WHAT IS ASKED » Return every line of the data below that includes the string "спальному".

===== RECORDED INFORMATION =====

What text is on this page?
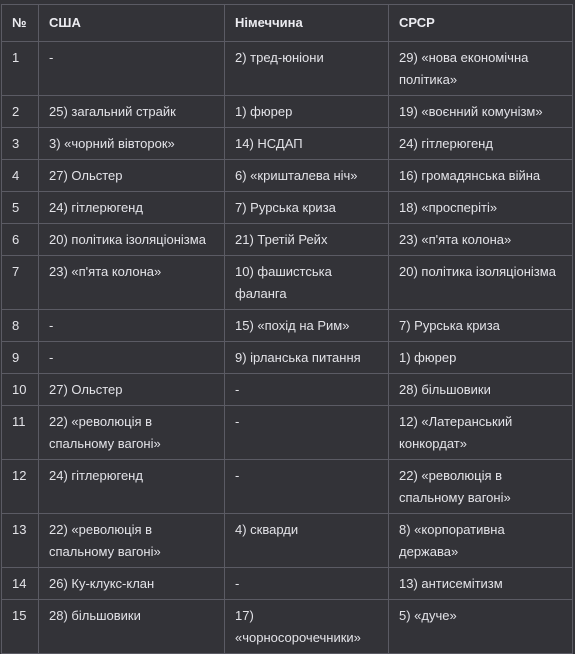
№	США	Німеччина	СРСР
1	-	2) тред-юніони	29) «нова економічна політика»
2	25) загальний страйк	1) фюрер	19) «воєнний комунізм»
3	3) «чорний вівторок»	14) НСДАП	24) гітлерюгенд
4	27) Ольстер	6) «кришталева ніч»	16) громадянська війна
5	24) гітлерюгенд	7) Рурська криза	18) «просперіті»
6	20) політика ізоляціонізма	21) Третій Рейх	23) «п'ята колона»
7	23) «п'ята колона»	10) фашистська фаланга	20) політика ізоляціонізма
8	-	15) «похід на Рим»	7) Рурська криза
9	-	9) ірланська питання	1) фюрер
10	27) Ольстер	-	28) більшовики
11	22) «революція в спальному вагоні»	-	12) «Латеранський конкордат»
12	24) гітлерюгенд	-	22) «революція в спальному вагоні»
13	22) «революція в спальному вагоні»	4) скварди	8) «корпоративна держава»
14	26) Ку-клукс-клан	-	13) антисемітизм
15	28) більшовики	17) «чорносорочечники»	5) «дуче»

=====
===== RECORDED INFORMATION =====

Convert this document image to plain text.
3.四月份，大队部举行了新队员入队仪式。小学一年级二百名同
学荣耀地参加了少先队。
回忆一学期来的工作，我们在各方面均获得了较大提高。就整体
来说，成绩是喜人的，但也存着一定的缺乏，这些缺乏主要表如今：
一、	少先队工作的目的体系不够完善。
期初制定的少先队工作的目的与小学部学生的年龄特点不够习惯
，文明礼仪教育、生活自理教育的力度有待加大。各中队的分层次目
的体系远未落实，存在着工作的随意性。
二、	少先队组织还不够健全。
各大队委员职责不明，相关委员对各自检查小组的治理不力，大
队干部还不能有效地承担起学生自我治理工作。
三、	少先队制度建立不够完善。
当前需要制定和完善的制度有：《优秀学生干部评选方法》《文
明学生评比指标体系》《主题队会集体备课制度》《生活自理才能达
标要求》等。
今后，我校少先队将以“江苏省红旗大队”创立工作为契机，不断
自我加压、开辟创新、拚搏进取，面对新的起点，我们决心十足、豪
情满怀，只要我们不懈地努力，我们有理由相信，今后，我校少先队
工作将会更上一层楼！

=====

SOLUTION TO THIS EXERCISE »
11	22) «революція в спальному вагоні»	-	12) «Латеранський конкордат»
12	24) гітлерюгенд	-	22) «революція в спальному вагоні»
13	22) «революція в спальному вагоні»	4) скварди	8) «корпоративна держава»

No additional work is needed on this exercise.